— Collection entries —
• • • •

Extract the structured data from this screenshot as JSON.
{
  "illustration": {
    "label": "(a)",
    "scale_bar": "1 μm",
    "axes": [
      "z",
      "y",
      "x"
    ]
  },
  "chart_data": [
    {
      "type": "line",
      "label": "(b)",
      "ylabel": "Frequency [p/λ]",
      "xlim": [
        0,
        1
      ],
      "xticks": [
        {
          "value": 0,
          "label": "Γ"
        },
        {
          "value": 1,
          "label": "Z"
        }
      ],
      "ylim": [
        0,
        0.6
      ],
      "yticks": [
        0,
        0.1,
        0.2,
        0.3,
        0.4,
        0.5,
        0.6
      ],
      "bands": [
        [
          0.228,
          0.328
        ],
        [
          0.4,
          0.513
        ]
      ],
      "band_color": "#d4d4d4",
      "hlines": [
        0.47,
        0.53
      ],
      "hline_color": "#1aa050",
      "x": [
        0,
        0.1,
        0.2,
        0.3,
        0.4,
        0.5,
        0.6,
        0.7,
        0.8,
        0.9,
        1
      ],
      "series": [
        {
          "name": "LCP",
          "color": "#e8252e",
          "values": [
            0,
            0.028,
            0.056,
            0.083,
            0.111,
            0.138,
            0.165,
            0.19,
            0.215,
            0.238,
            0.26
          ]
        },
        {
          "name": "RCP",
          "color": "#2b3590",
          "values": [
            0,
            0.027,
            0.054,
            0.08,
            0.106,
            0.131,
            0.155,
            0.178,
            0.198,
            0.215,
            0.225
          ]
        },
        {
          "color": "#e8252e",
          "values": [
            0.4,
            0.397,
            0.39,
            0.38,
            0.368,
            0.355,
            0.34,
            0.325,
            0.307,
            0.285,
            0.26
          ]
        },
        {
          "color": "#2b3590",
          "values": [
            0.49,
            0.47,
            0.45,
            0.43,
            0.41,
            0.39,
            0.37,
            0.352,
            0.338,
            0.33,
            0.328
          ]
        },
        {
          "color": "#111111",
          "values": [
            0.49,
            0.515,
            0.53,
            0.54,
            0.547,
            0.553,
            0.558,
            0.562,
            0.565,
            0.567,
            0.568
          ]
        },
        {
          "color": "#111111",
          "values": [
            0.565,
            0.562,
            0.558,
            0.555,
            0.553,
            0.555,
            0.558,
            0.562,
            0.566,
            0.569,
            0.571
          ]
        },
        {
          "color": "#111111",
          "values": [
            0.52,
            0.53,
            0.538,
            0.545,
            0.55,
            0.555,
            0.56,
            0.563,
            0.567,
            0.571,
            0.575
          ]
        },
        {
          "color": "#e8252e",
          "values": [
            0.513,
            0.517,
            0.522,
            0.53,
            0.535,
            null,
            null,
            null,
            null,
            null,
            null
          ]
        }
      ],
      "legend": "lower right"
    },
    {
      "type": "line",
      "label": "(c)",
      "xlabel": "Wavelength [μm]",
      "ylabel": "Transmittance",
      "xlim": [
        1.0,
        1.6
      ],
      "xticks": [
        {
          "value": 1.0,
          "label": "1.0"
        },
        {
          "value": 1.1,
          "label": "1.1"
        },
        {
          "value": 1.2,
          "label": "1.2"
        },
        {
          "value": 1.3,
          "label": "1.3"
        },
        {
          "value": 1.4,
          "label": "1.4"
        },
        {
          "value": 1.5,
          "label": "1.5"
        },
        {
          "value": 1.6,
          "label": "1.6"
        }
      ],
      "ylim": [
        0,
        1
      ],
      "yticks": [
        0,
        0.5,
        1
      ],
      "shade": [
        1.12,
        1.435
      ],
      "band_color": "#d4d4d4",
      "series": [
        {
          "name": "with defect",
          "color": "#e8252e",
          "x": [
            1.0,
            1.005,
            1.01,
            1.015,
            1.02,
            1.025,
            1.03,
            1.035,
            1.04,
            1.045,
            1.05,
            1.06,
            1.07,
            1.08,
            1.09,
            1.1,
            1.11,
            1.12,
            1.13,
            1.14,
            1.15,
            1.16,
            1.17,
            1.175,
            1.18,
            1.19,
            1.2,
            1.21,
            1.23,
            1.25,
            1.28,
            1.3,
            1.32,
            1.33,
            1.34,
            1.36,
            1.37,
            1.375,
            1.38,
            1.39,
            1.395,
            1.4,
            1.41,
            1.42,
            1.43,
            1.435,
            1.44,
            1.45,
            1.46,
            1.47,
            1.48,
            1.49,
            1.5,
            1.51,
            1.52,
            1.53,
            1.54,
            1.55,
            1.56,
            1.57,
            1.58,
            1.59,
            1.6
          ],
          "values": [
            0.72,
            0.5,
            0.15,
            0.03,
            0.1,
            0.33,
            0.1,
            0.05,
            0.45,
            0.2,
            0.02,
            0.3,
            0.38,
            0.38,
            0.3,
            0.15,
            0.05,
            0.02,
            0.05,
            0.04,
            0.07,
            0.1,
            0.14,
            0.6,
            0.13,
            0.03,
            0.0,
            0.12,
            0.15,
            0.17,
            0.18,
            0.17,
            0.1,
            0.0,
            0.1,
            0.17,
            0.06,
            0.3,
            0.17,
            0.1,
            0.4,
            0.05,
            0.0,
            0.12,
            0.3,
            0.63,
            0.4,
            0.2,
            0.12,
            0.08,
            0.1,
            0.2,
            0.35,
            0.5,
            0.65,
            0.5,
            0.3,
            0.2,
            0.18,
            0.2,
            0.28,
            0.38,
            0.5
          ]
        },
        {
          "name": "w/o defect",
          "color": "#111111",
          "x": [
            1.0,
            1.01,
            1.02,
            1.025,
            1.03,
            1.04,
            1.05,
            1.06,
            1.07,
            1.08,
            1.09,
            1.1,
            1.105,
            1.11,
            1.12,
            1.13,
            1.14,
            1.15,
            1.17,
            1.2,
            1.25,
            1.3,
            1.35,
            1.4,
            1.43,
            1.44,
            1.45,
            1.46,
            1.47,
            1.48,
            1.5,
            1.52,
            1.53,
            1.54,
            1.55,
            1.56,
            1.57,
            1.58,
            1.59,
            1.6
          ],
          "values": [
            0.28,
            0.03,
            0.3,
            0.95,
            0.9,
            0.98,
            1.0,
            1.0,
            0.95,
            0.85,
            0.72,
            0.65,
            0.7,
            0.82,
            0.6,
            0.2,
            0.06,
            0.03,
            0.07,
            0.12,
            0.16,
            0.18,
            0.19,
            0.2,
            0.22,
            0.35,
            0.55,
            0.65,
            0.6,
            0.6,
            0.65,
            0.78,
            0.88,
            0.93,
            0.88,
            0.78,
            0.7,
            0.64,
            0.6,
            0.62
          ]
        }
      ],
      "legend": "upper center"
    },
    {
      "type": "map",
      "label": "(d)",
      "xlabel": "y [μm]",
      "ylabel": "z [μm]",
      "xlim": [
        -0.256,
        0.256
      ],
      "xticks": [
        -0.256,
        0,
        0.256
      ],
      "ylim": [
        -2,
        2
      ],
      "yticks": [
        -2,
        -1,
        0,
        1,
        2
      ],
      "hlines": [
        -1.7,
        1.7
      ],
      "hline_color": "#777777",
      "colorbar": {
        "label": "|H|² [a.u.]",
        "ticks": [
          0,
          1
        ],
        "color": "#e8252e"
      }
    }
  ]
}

• • • •

— What is expected —
Repeat all entries. Match them exactly.

— Task answer —
Extract the structured data from this screenshot as JSON.
{
  "illustration": {
    "label": "(a)",
    "scale_bar": "1 μm",
    "axes": [
      "z",
      "y",
      "x"
    ]
  },
  "chart_data": [
    {
      "type": "line",
      "label": "(b)",
      "ylabel": "Frequency [p/λ]",
      "xlim": [
        0,
        1
      ],
      "xticks": [
        {
          "value": 0,
          "label": "Γ"
        },
        {
          "value": 1,
          "label": "Z"
        }
      ],
      "ylim": [
        0,
        0.6
      ],
      "yticks": [
        0,
        0.1,
        0.2,
        0.3,
        0.4,
        0.5,
        0.6
      ],
      "bands": [
        [
          0.228,
          0.328
        ],
        [
          0.4,
          0.513
        ]
      ],
      "band_color": "#d4d4d4",
      "hlines": [
        0.47,
        0.53
      ],
      "hline_color": "#1aa050",
      "x": [
        0,
        0.1,
        0.2,
        0.3,
        0.4,
        0.5,
        0.6,
        0.7,
        0.8,
        0.9,
        1
      ],
      "series": [
        {
          "name": "LCP",
          "color": "#e8252e",
          "values": [
            0,
            0.028,
            0.056,
            0.083,
            0.111,
            0.138,
            0.165,
            0.19,
            0.215,
            0.238,
            0.26
          ]
        },
        {
          "name": "RCP",
          "color": "#2b3590",
          "values": [
            0,
            0.027,
            0.054,
            0.08,
            0.106,
            0.131,
            0.155,
            0.178,
            0.198,
            0.215,
            0.225
          ]
        },
        {
          "color": "#e8252e",
          "values": [
            0.4,
            0.397,
            0.39,
            0.38,
            0.368,
            0.355,
            0.34,
            0.325,
            0.307,
            0.285,
            0.26
          ]
        },
        {
          "color": "#2b3590",
          "values": [
            0.49,
            0.47,
            0.45,
            0.43,
            0.41,
            0.39,
            0.37,
            0.352,
            0.338,
            0.33,
            0.328
          ]
        },
        {
          "color": "#111111",
          "values": [
            0.49,
            0.515,
            0.53,
            0.54,
            0.547,
            0.553,
            0.558,
            0.562,
            0.565,
            0.567,
            0.568
          ]
        },
        {
          "color": "#111111",
          "values": [
            0.565,
            0.562,
            0.558,
            0.555,
            0.553,
            0.555,
            0.558,
            0.562,
            0.566,
            0.569,
            0.571
          ]
        },
        {
          "color": "#111111",
          "values": [
            0.52,
            0.53,
            0.538,
            0.545,
            0.55,
            0.555,
            0.56,
            0.563,
            0.567,
            0.571,
            0.575
          ]
        },
        {
          "color": "#e8252e",
          "values": [
            0.513,
            0.517,
            0.522,
            0.53,
            0.535,
            null,
            null,
            null,
            null,
            null,
            null
          ]
        }
      ],
      "legend": "lower right"
    },
    {
      "type": "line",
      "label": "(c)",
      "xlabel": "Wavelength [μm]",
      "ylabel": "Transmittance",
      "xlim": [
        1.0,
        1.6
      ],
      "xticks": [
        {
          "value": 1.0,
          "label": "1.0"
        },
        {
          "value": 1.1,
          "label": "1.1"
        },
        {
          "value": 1.2,
          "label": "1.2"
        },
        {
          "value": 1.3,
          "label": "1.3"
        },
        {
          "value": 1.4,
          "label": "1.4"
        },
        {
          "value": 1.5,
          "label": "1.5"
        },
        {
          "value": 1.6,
          "label": "1.6"
        }
      ],
      "ylim": [
        0,
        1
      ],
      "yticks": [
        0,
        0.5,
        1
      ],
      "shade": [
        1.12,
        1.435
      ],
      "band_color": "#d4d4d4",
      "series": [
        {
          "name": "with defect",
          "color": "#e8252e",
          "x": [
            1.0,
            1.005,
            1.01,
            1.015,
            1.02,
            1.025,
            1.03,
            1.035,
            1.04,
            1.045,
            1.05,
            1.06,
            1.07,
            1.08,
            1.09,
            1.1,
            1.11,
            1.12,
            1.13,
            1.14,
            1.15,
            1.16,
            1.17,
            1.175,
            1.18,
            1.19,
            1.2,
            1.21,
            1.23,
            1.25,
            1.28,
            1.3,
            1.32,
            1.33,
            1.34,
            1.36,
            1.37,
            1.375,
            1.38,
            1.39,
            1.395,
            1.4,
            1.41,
            1.42,
            1.43,
            1.435,
            1.44,
            1.45,
            1.46,
            1.47,
            1.48,
            1.49,
            1.5,
            1.51,
            1.52,
            1.53,
            1.54,
            1.55,
            1.56,
            1.57,
            1.58,
            1.59,
            1.6
          ],
          "values": [
            0.72,
            0.5,
            0.15,
            0.03,
            0.1,
            0.33,
            0.1,
            0.05,
            0.45,
            0.2,
            0.02,
            0.3,
            0.38,
            0.38,
            0.3,
            0.15,
            0.05,
            0.02,
            0.05,
            0.04,
            0.07,
            0.1,
            0.14,
            0.6,
            0.13,
            0.03,
            0.0,
            0.12,
            0.15,
            0.17,
            0.18,
            0.17,
            0.1,
            0.0,
            0.1,
            0.17,
            0.06,
            0.3,
            0.17,
            0.1,
            0.4,
            0.05,
            0.0,
            0.12,
            0.3,
            0.63,
            0.4,
            0.2,
            0.12,
            0.08,
            0.1,
            0.2,
            0.35,
            0.5,
            0.65,
            0.5,
            0.3,
            0.2,
            0.18,
            0.2,
            0.28,
            0.38,
            0.5
          ]
        },
        {
          "name": "w/o defect",
          "color": "#111111",
          "x": [
            1.0,
            1.01,
            1.02,
            1.025,
            1.03,
            1.04,
            1.05,
            1.06,
            1.07,
            1.08,
            1.09,
            1.1,
            1.105,
            1.11,
            1.12,
            1.13,
            1.14,
            1.15,
            1.17,
            1.2,
            1.25,
            1.3,
            1.35,
            1.4,
            1.43,
            1.44,
            1.45,
            1.46,
            1.47,
            1.48,
            1.5,
            1.52,
            1.53,
            1.54,
            1.55,
            1.56,
            1.57,
            1.58,
            1.59,
            1.6
          ],
          "values": [
            0.28,
            0.03,
            0.3,
            0.95,
            0.9,
            0.98,
            1.0,
            1.0,
            0.95,
            0.85,
            0.72,
            0.65,
            0.7,
            0.82,
            0.6,
            0.2,
            0.06,
            0.03,
            0.07,
            0.12,
            0.16,
            0.18,
            0.19,
            0.2,
            0.22,
            0.35,
            0.55,
            0.65,
            0.6,
            0.6,
            0.65,
            0.78,
            0.88,
            0.93,
            0.88,
            0.78,
            0.7,
            0.64,
            0.6,
            0.62
          ]
        }
      ],
      "legend": "upper center"
    },
    {
      "type": "map",
      "label": "(d)",
      "xlabel": "y [μm]",
      "ylabel": "z [μm]",
      "xlim": [
        -0.256,
        0.256
      ],
      "xticks": [
        -0.256,
        0,
        0.256
      ],
      "ylim": [
        -2,
        2
      ],
      "yticks": [
        -2,
        -1,
        0,
        1,
        2
      ],
      "hlines": [
        -1.7,
        1.7
      ],
      "hline_color": "#777777",
      "colorbar": {
        "label": "|H|² [a.u.]",
        "ticks": [
          0,
          1
        ],
        "color": "#e8252e"
      }
    }
  ]
}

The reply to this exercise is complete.